BRIEF
Return the listing below verbatim. Pictures do not belong in the copy.

PROVIDED ENTRIES
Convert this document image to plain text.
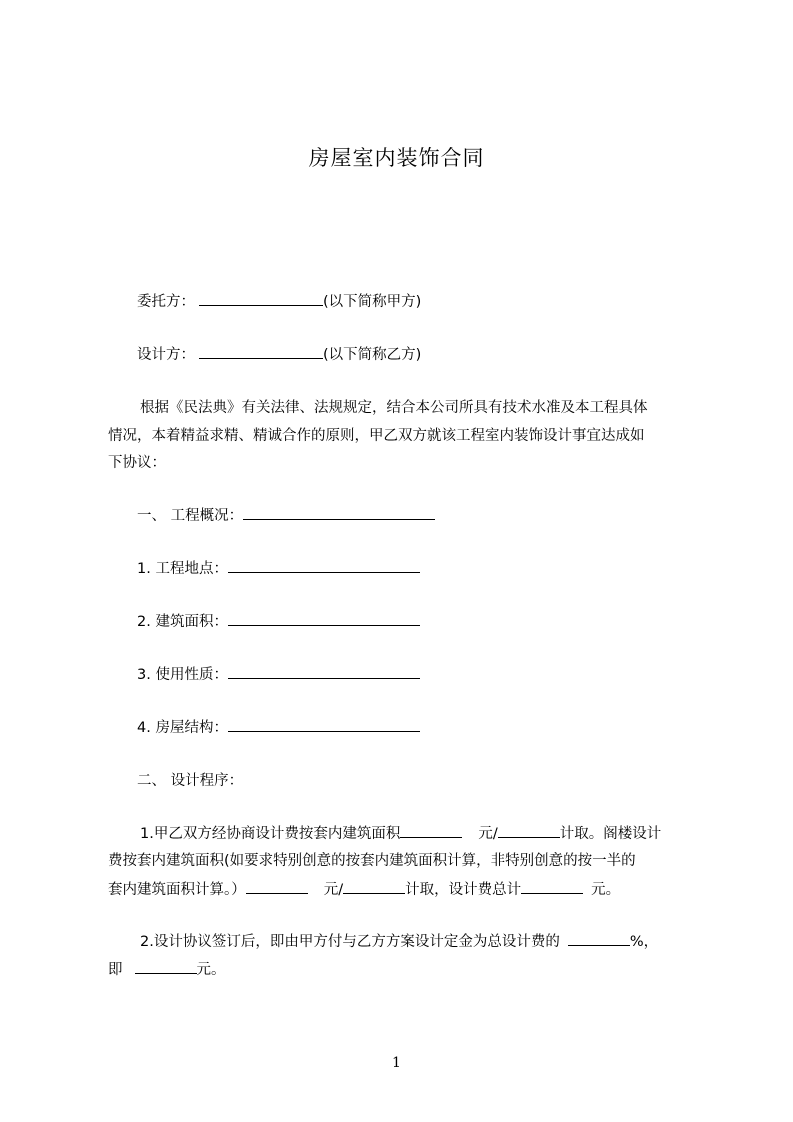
房屋室内装饰合同
委托方：	(以下简称甲方)
设计方：	(以下简称乙方)
根据《民法典》有关法律、法规规定，结合本公司所具有技术水准及本工程具体
情况，本着精益求精、精诚合作的原则，甲乙双方就该工程室内装饰设计事宜达成如
下协议：
一、 工程概况：
1. 工程地点：
2. 建筑面积：
3. 使用性质：
4. 房屋结构：
二、 设计程序：
1.甲乙双方经协商设计费按套内建筑面积	元/	计取。阁楼设计
费按套内建筑面积(如要求特别创意的按套内建筑面积计算，非特别创意的按一半的
套内建筑面积计算。）	元/	计取，设计费总计	元。
2.设计协议签订后，即由甲方付与乙方方案设计定金为总设计费的	%，
即	元。
1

SOLUTION TO THIS PROBLEM
Convert this document image to plain text.
房屋室内装饰合同
委托方：	(以下简称甲方)
设计方：	(以下简称乙方)
根据《民法典》有关法律、法规规定，结合本公司所具有技术水准及本工程具体
情况，本着精益求精、精诚合作的原则，甲乙双方就该工程室内装饰设计事宜达成如
下协议：
一、 工程概况：
1. 工程地点：
2. 建筑面积：
3. 使用性质：
4. 房屋结构：
二、 设计程序：
1.甲乙双方经协商设计费按套内建筑面积	元/	计取。阁楼设计
费按套内建筑面积(如要求特别创意的按套内建筑面积计算，非特别创意的按一半的
套内建筑面积计算。）	元/	计取，设计费总计	元。
2.设计协议签订后，即由甲方付与乙方方案设计定金为总设计费的	%，
即	元。
1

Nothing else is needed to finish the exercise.